AIM:
Check each line for the string "timestamp", then give only how many lines have it.

---+---

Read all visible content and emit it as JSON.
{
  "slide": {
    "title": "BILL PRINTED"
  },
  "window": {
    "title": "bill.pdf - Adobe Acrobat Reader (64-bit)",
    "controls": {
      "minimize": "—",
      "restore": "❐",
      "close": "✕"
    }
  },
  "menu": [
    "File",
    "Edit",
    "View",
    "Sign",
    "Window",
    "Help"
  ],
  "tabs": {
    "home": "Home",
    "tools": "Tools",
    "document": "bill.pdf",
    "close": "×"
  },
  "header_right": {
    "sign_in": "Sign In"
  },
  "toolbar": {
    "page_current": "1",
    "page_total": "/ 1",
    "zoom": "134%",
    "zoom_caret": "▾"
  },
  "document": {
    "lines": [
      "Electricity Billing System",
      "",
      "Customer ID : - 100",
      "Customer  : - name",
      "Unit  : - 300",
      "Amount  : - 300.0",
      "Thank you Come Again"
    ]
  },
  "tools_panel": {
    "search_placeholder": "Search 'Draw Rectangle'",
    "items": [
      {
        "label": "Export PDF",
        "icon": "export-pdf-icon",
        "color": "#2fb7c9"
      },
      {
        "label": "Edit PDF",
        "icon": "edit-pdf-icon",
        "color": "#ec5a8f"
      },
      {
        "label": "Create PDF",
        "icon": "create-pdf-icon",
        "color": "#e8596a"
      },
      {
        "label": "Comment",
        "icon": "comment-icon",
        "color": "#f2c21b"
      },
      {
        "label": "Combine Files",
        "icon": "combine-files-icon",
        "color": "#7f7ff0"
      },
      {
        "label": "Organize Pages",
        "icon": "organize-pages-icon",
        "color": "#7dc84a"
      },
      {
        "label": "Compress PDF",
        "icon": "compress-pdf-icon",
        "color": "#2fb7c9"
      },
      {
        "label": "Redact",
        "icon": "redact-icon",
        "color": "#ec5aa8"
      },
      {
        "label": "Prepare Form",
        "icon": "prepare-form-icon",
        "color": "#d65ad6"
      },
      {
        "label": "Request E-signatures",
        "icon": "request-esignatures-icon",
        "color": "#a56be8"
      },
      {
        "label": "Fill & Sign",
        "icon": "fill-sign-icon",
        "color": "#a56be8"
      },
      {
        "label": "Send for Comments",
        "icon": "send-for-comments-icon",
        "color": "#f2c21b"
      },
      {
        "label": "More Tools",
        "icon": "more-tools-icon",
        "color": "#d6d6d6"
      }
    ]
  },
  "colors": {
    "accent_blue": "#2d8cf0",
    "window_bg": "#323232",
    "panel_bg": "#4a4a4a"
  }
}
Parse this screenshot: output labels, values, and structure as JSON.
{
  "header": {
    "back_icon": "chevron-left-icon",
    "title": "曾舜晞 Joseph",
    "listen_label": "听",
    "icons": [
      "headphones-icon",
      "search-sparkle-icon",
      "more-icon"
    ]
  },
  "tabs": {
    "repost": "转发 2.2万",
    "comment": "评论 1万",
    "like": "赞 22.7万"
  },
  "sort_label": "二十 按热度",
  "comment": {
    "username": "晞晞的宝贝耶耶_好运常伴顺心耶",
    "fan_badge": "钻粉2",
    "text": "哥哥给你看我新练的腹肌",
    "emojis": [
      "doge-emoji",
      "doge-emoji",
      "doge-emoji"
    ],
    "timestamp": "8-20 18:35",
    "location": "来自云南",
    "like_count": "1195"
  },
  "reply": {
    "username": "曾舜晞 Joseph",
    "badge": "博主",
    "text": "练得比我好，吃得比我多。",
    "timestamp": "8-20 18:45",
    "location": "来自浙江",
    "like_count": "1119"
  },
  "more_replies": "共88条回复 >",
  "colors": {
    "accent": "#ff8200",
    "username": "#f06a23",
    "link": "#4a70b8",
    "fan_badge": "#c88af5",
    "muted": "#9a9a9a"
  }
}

---+---

REPLY:
2